Problem statement
Restate each of the lines given below, word for word.

--- begin ---

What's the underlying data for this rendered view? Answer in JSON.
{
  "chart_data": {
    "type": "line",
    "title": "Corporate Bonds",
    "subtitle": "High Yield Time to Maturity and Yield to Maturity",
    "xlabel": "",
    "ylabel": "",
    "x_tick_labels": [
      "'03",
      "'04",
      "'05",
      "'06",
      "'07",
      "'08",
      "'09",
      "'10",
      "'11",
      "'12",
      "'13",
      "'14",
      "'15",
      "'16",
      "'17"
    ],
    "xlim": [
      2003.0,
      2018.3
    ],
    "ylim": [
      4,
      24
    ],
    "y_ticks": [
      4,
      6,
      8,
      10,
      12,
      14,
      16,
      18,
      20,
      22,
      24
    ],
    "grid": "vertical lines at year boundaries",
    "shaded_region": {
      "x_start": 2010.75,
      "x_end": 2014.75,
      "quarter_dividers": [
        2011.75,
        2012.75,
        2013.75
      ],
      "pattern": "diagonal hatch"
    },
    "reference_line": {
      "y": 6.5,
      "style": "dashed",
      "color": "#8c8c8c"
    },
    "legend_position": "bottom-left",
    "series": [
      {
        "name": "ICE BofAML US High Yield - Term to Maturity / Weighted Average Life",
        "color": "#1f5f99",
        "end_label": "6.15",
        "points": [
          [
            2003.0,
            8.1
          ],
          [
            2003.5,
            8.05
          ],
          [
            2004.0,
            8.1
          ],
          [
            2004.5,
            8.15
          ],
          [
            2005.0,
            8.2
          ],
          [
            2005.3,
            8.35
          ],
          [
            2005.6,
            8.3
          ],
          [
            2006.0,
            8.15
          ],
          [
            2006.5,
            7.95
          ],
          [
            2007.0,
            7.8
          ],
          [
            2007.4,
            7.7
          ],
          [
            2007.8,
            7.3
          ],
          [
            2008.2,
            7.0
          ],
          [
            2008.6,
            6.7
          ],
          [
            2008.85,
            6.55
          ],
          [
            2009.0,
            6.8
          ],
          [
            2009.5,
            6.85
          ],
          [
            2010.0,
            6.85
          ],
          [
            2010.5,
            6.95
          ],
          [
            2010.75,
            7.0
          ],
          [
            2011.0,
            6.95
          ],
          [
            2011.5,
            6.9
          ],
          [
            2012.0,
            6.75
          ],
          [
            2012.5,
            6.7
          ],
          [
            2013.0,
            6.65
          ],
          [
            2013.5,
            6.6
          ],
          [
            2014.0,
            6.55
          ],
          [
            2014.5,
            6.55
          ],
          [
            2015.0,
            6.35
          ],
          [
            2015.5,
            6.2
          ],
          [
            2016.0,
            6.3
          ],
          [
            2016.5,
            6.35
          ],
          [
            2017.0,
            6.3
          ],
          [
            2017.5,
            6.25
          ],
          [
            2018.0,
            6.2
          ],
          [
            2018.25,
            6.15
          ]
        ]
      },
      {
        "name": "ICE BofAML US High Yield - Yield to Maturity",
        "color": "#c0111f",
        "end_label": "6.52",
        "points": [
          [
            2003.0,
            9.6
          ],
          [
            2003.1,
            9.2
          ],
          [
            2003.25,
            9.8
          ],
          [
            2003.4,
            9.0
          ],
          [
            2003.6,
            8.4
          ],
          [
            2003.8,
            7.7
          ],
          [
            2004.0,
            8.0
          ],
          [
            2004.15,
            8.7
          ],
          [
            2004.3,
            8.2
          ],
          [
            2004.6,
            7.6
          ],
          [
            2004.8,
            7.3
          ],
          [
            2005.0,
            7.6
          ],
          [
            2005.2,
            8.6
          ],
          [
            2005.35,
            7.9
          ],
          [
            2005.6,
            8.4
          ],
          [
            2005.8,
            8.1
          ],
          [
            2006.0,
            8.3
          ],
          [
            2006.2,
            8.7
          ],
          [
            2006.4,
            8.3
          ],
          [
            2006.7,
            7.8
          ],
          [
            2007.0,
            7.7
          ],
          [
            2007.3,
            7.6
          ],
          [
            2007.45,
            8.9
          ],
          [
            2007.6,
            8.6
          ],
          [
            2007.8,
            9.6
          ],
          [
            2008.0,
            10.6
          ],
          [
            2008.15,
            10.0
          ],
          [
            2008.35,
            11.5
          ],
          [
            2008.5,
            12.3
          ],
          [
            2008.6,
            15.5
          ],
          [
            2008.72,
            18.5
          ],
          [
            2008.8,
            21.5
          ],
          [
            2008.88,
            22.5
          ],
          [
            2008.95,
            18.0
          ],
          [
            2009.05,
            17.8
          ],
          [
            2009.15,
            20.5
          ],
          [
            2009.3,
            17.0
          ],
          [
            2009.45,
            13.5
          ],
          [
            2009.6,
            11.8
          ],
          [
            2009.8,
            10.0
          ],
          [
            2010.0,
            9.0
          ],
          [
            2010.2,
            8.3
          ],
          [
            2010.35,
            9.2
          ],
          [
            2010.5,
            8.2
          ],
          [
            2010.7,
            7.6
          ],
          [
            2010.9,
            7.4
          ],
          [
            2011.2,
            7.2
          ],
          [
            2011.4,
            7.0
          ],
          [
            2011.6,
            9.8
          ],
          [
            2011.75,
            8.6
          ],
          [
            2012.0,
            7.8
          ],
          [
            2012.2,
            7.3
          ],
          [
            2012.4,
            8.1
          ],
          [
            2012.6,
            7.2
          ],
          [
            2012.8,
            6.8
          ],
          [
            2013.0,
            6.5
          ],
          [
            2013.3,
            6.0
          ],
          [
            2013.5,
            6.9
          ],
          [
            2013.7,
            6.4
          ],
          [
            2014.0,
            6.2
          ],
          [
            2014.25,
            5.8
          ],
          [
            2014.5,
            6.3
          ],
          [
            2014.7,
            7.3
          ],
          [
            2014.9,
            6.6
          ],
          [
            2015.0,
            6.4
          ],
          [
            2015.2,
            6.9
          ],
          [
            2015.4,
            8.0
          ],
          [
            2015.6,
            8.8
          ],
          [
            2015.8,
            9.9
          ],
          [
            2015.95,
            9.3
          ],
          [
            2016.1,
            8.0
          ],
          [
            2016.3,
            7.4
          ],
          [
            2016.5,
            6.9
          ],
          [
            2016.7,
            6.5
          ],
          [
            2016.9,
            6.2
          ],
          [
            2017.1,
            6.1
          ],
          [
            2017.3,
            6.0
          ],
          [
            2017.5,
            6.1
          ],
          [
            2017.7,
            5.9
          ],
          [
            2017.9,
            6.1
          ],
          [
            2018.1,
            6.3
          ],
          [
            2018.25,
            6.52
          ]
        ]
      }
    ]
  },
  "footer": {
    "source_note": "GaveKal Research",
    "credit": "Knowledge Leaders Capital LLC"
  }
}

--- end ---

Exercise output
What's the underlying data for this rendered view? Answer in JSON.
{
  "chart_data": {
    "type": "line",
    "title": "Corporate Bonds",
    "subtitle": "High Yield Time to Maturity and Yield to Maturity",
    "xlabel": "",
    "ylabel": "",
    "x_tick_labels": [
      "'03",
      "'04",
      "'05",
      "'06",
      "'07",
      "'08",
      "'09",
      "'10",
      "'11",
      "'12",
      "'13",
      "'14",
      "'15",
      "'16",
      "'17"
    ],
    "xlim": [
      2003.0,
      2018.3
    ],
    "ylim": [
      4,
      24
    ],
    "y_ticks": [
      4,
      6,
      8,
      10,
      12,
      14,
      16,
      18,
      20,
      22,
      24
    ],
    "grid": "vertical lines at year boundaries",
    "shaded_region": {
      "x_start": 2010.75,
      "x_end": 2014.75,
      "quarter_dividers": [
        2011.75,
        2012.75,
        2013.75
      ],
      "pattern": "diagonal hatch"
    },
    "reference_line": {
      "y": 6.5,
      "style": "dashed",
      "color": "#8c8c8c"
    },
    "legend_position": "bottom-left",
    "series": [
      {
        "name": "ICE BofAML US High Yield - Term to Maturity / Weighted Average Life",
        "color": "#1f5f99",
        "end_label": "6.15",
        "points": [
          [
            2003.0,
            8.1
          ],
          [
            2003.5,
            8.05
          ],
          [
            2004.0,
            8.1
          ],
          [
            2004.5,
            8.15
          ],
          [
            2005.0,
            8.2
          ],
          [
            2005.3,
            8.35
          ],
          [
            2005.6,
            8.3
          ],
          [
            2006.0,
            8.15
          ],
          [
            2006.5,
            7.95
          ],
          [
            2007.0,
            7.8
          ],
          [
            2007.4,
            7.7
          ],
          [
            2007.8,
            7.3
          ],
          [
            2008.2,
            7.0
          ],
          [
            2008.6,
            6.7
          ],
          [
            2008.85,
            6.55
          ],
          [
            2009.0,
            6.8
          ],
          [
            2009.5,
            6.85
          ],
          [
            2010.0,
            6.85
          ],
          [
            2010.5,
            6.95
          ],
          [
            2010.75,
            7.0
          ],
          [
            2011.0,
            6.95
          ],
          [
            2011.5,
            6.9
          ],
          [
            2012.0,
            6.75
          ],
          [
            2012.5,
            6.7
          ],
          [
            2013.0,
            6.65
          ],
          [
            2013.5,
            6.6
          ],
          [
            2014.0,
            6.55
          ],
          [
            2014.5,
            6.55
          ],
          [
            2015.0,
            6.35
          ],
          [
            2015.5,
            6.2
          ],
          [
            2016.0,
            6.3
          ],
          [
            2016.5,
            6.35
          ],
          [
            2017.0,
            6.3
          ],
          [
            2017.5,
            6.25
          ],
          [
            2018.0,
            6.2
          ],
          [
            2018.25,
            6.15
          ]
        ]
      },
      {
        "name": "ICE BofAML US High Yield - Yield to Maturity",
        "color": "#c0111f",
        "end_label": "6.52",
        "points": [
          [
            2003.0,
            9.6
          ],
          [
            2003.1,
            9.2
          ],
          [
            2003.25,
            9.8
          ],
          [
            2003.4,
            9.0
          ],
          [
            2003.6,
            8.4
          ],
          [
            2003.8,
            7.7
          ],
          [
            2004.0,
            8.0
          ],
          [
            2004.15,
            8.7
          ],
          [
            2004.3,
            8.2
          ],
          [
            2004.6,
            7.6
          ],
          [
            2004.8,
            7.3
          ],
          [
            2005.0,
            7.6
          ],
          [
            2005.2,
            8.6
          ],
          [
            2005.35,
            7.9
          ],
          [
            2005.6,
            8.4
          ],
          [
            2005.8,
            8.1
          ],
          [
            2006.0,
            8.3
          ],
          [
            2006.2,
            8.7
          ],
          [
            2006.4,
            8.3
          ],
          [
            2006.7,
            7.8
          ],
          [
            2007.0,
            7.7
          ],
          [
            2007.3,
            7.6
          ],
          [
            2007.45,
            8.9
          ],
          [
            2007.6,
            8.6
          ],
          [
            2007.8,
            9.6
          ],
          [
            2008.0,
            10.6
          ],
          [
            2008.15,
            10.0
          ],
          [
            2008.35,
            11.5
          ],
          [
            2008.5,
            12.3
          ],
          [
            2008.6,
            15.5
          ],
          [
            2008.72,
            18.5
          ],
          [
            2008.8,
            21.5
          ],
          [
            2008.88,
            22.5
          ],
          [
            2008.95,
            18.0
          ],
          [
            2009.05,
            17.8
          ],
          [
            2009.15,
            20.5
          ],
          [
            2009.3,
            17.0
          ],
          [
            2009.45,
            13.5
          ],
          [
            2009.6,
            11.8
          ],
          [
            2009.8,
            10.0
          ],
          [
            2010.0,
            9.0
          ],
          [
            2010.2,
            8.3
          ],
          [
            2010.35,
            9.2
          ],
          [
            2010.5,
            8.2
          ],
          [
            2010.7,
            7.6
          ],
          [
            2010.9,
            7.4
          ],
          [
            2011.2,
            7.2
          ],
          [
            2011.4,
            7.0
          ],
          [
            2011.6,
            9.8
          ],
          [
            2011.75,
            8.6
          ],
          [
            2012.0,
            7.8
          ],
          [
            2012.2,
            7.3
          ],
          [
            2012.4,
            8.1
          ],
          [
            2012.6,
            7.2
          ],
          [
            2012.8,
            6.8
          ],
          [
            2013.0,
            6.5
          ],
          [
            2013.3,
            6.0
          ],
          [
            2013.5,
            6.9
          ],
          [
            2013.7,
            6.4
          ],
          [
            2014.0,
            6.2
          ],
          [
            2014.25,
            5.8
          ],
          [
            2014.5,
            6.3
          ],
          [
            2014.7,
            7.3
          ],
          [
            2014.9,
            6.6
          ],
          [
            2015.0,
            6.4
          ],
          [
            2015.2,
            6.9
          ],
          [
            2015.4,
            8.0
          ],
          [
            2015.6,
            8.8
          ],
          [
            2015.8,
            9.9
          ],
          [
            2015.95,
            9.3
          ],
          [
            2016.1,
            8.0
          ],
          [
            2016.3,
            7.4
          ],
          [
            2016.5,
            6.9
          ],
          [
            2016.7,
            6.5
          ],
          [
            2016.9,
            6.2
          ],
          [
            2017.1,
            6.1
          ],
          [
            2017.3,
            6.0
          ],
          [
            2017.5,
            6.1
          ],
          [
            2017.7,
            5.9
          ],
          [
            2017.9,
            6.1
          ],
          [
            2018.1,
            6.3
          ],
          [
            2018.25,
            6.52
          ]
        ]
      }
    ]
  },
  "footer": {
    "source_note": "GaveKal Research",
    "credit": "Knowledge Leaders Capital LLC"
  }
}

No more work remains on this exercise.